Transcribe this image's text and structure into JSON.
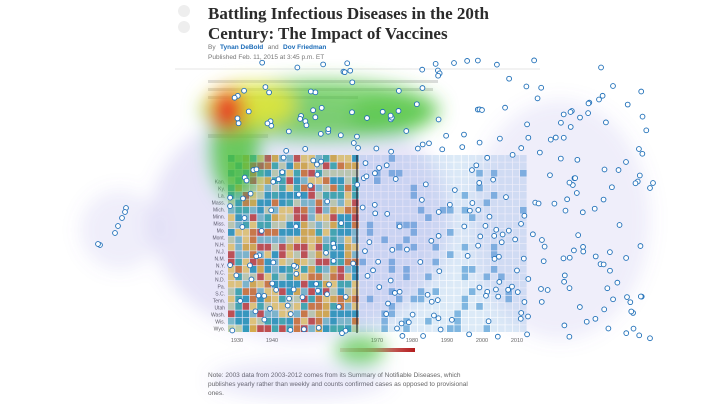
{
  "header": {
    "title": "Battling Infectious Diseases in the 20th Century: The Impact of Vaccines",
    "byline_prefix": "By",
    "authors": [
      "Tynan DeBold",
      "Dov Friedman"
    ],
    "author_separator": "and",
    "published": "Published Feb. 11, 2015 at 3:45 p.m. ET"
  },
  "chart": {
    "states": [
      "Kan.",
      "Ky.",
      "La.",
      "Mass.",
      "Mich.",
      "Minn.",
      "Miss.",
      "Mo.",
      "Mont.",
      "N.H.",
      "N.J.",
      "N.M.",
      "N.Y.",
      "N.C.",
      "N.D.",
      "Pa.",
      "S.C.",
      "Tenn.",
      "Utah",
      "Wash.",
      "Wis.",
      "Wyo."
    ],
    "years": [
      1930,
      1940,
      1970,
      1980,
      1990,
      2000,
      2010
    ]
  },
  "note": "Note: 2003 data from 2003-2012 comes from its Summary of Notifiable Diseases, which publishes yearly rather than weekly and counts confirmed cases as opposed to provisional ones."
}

* * *

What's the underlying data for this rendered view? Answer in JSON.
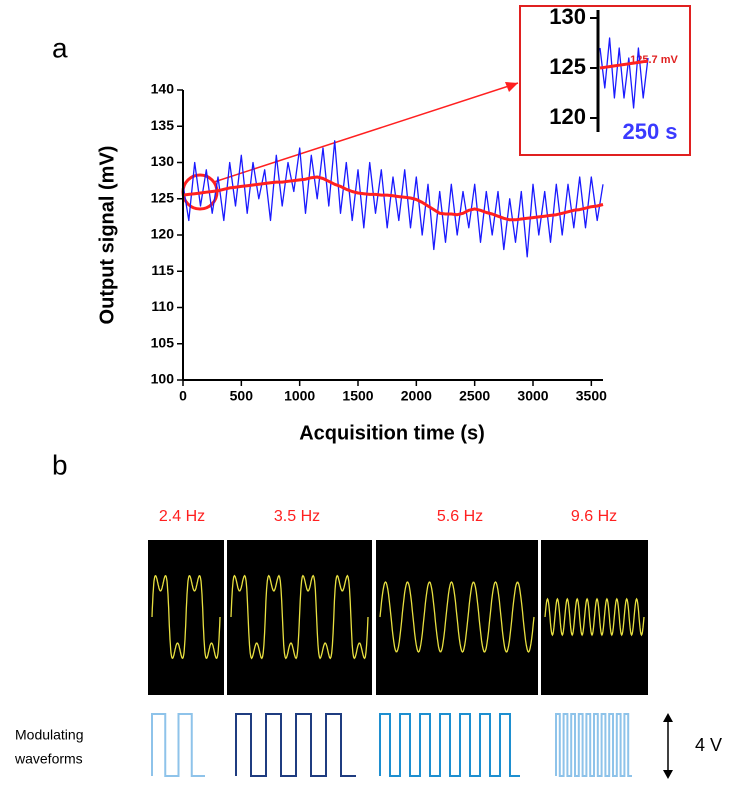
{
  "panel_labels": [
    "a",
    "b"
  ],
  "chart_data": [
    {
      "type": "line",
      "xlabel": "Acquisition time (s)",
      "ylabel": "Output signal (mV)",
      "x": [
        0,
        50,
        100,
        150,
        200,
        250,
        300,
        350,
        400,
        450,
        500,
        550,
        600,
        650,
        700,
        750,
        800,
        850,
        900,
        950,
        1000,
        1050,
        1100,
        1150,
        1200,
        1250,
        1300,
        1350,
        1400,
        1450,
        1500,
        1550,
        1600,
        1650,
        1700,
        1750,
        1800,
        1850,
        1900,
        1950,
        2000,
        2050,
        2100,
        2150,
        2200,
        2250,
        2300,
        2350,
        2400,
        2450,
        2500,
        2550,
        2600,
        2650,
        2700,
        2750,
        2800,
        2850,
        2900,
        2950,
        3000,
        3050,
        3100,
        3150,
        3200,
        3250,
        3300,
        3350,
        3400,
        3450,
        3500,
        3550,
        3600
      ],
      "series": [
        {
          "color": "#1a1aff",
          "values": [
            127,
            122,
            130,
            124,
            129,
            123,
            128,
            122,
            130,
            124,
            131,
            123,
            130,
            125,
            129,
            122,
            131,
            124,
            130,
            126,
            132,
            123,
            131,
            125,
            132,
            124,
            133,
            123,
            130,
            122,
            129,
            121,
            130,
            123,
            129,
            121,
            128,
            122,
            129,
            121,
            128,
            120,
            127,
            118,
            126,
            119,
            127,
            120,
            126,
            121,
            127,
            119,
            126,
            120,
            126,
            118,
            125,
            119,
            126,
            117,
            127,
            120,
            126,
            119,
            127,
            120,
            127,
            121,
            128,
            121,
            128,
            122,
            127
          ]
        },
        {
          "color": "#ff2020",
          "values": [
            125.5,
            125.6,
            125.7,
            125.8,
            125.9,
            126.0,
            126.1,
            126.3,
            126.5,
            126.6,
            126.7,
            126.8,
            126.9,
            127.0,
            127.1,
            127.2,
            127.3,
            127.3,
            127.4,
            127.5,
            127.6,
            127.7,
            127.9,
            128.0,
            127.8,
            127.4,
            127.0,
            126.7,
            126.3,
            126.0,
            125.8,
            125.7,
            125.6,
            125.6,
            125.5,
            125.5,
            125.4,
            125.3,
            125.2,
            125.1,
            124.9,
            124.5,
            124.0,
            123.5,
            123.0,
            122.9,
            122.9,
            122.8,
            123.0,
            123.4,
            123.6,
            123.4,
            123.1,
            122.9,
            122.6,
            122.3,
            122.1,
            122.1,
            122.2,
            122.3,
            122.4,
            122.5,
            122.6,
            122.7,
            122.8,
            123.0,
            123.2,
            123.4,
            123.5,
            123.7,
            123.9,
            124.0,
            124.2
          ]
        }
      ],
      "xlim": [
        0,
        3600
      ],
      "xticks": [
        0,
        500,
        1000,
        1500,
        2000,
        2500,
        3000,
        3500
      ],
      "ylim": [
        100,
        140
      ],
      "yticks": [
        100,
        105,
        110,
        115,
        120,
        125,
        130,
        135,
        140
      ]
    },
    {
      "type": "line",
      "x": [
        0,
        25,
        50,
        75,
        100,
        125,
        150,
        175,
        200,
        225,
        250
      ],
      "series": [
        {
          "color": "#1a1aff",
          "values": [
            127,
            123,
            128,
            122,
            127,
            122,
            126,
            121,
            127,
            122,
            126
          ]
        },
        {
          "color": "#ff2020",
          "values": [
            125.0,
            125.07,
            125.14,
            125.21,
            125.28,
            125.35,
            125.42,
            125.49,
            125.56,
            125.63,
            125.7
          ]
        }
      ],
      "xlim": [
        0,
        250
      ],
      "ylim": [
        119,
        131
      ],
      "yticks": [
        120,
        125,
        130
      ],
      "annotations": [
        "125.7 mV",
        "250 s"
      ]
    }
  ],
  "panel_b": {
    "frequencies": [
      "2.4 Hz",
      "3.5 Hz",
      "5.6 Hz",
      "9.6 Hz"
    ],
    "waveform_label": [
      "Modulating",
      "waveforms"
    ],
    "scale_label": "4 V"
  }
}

> Request: Exactly how many lines of the material contain the word "Diseases"? Write the number alone.

> Output below: 2